┌─ DATA ENTRIES
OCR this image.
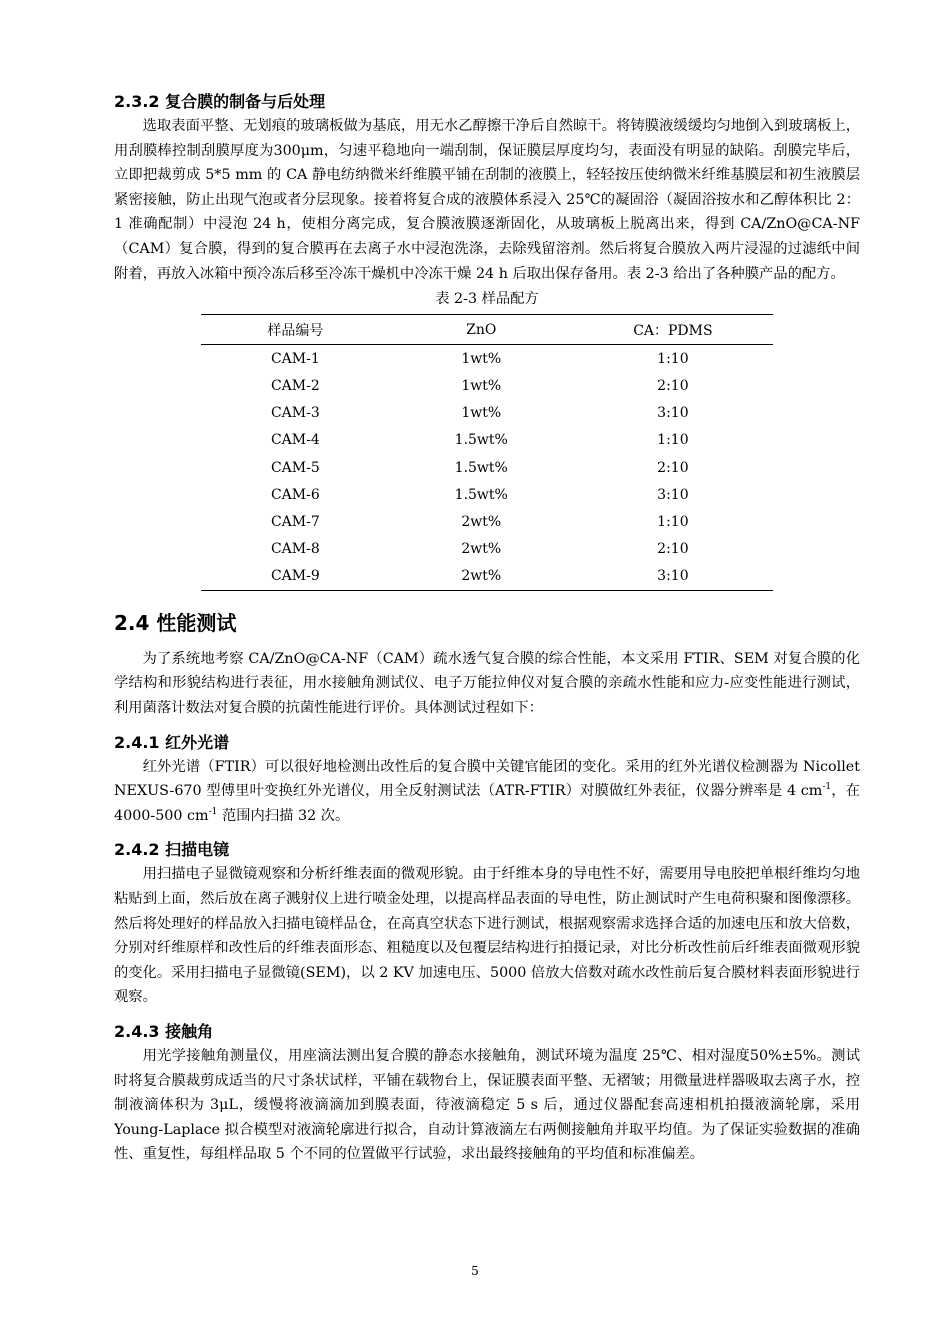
2.3.2 复合膜的制备与后处理

选取表面平整、无划痕的玻璃板做为基底，用无水乙醇擦干净后自然晾干。将铸膜液缓缓均匀地倒入到玻璃板上，用刮膜棒控制刮膜厚度为300μm，匀速平稳地向一端刮制，保证膜层厚度均匀，表面没有明显的缺陷。刮膜完毕后，立即把裁剪成 5*5 mm 的 CA 静电纺纳微米纤维膜平铺在刮制的液膜上，轻轻按压使纳微米纤维基膜层和初生液膜层紧密接触，防止出现气泡或者分层现象。接着将复合成的液膜体系浸入 25℃的凝固浴（凝固浴按水和乙醇体积比 2：1 准确配制）中浸泡 24 h，使相分离完成，复合膜液膜逐渐固化，从玻璃板上脱离出来，得到 CA/ZnO@CA-NF（CAM）复合膜，得到的复合膜再在去离子水中浸泡洗涤，去除残留溶剂。然后将复合膜放入两片浸湿的过滤纸中间附着，再放入冰箱中预冷冻后移至冷冻干燥机中冷冻干燥 24 h 后取出保存备用。表 2-3 给出了各种膜产品的配方。

表 2-3 样品配方
样品编号	ZnO	CA：PDMS
CAM-1	1wt%	1:10
CAM-2	1wt%	2:10
CAM-3	1wt%	3:10
CAM-4	1.5wt%	1:10
CAM-5	1.5wt%	2:10
CAM-6	1.5wt%	3:10
CAM-7	2wt%	1:10
CAM-8	2wt%	2:10
CAM-9	2wt%	3:10
2.4 性能测试

为了系统地考察 CA/ZnO@CA-NF（CAM）疏水透气复合膜的综合性能，本文采用 FTIR、SEM 对复合膜的化学结构和形貌结构进行表征，用水接触角测试仪、电子万能拉伸仪对复合膜的亲疏水性能和应力-应变性能进行测试，利用菌落计数法对复合膜的抗菌性能进行评价。具体测试过程如下：

2.4.1 红外光谱

红外光谱（FTIR）可以很好地检测出改性后的复合膜中关键官能团的变化。采用的红外光谱仪检测器为 Nicollet NEXUS-670 型傅里叶变换红外光谱仪，用全反射测试法（ATR-FTIR）对膜做红外表征，仪器分辨率是 4 $cm^{-1}$，在 4000-500 $cm^{-1}$ 范围内扫描 32 次。

2.4.2 扫描电镜

用扫描电子显微镜观察和分析纤维表面的微观形貌。由于纤维本身的导电性不好，需要用导电胶把单根纤维均匀地粘贴到上面，然后放在离子溅射仪上进行喷金处理，以提高样品表面的导电性，防止测试时产生电荷积聚和图像漂移。然后将处理好的样品放入扫描电镜样品仓，在高真空状态下进行测试，根据观察需求选择合适的加速电压和放大倍数，分别对纤维原样和改性后的纤维表面形态、粗糙度以及包覆层结构进行拍摄记录，对比分析改性前后纤维表面微观形貌的变化。采用扫描电子显微镜(SEM)，以 2 KV 加速电压、5000 倍放大倍数对疏水改性前后复合膜材料表面形貌进行观察。

2.4.3 接触角

用光学接触角测量仪，用座滴法测出复合膜的静态水接触角，测试环境为温度 25℃、相对湿度50%±5%。测试时将复合膜裁剪成适当的尺寸条状试样，平铺在载物台上，保证膜表面平整、无褶皱；用微量进样器吸取去离子水，控制液滴体积为 3μL，缓慢将液滴滴加到膜表面，待液滴稳定 5 s 后，通过仪器配套高速相机拍摄液滴轮廓，采用 Young-Laplace 拟合模型对液滴轮廓进行拟合，自动计算液滴左右两侧接触角并取平均值。为了保证实验数据的准确性、重复性，每组样品取 5 个不同的位置做平行试验，求出最终接触角的平均值和标准偏差。

5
└─
§ **DIRECTIVE**: Reproduce each line of the entries in which the word "红外光谱" is found.

§ **WRITTEN RESPONSE**:
2.4.1 红外光谱
红外光谱（FTIR）可以很好地检测出改性后的复合膜中关键官能团的变化。采用的红外光谱仪检测器为 Nicollet NEXUS-670 型傅里叶变换红外光谱仪，用全反射测试法（ATR-FTIR）对膜做红外表征，仪器分辨率是 4 $cm^{-1}$，在 4000-500 $cm^{-1}$ 范围内扫描 32 次。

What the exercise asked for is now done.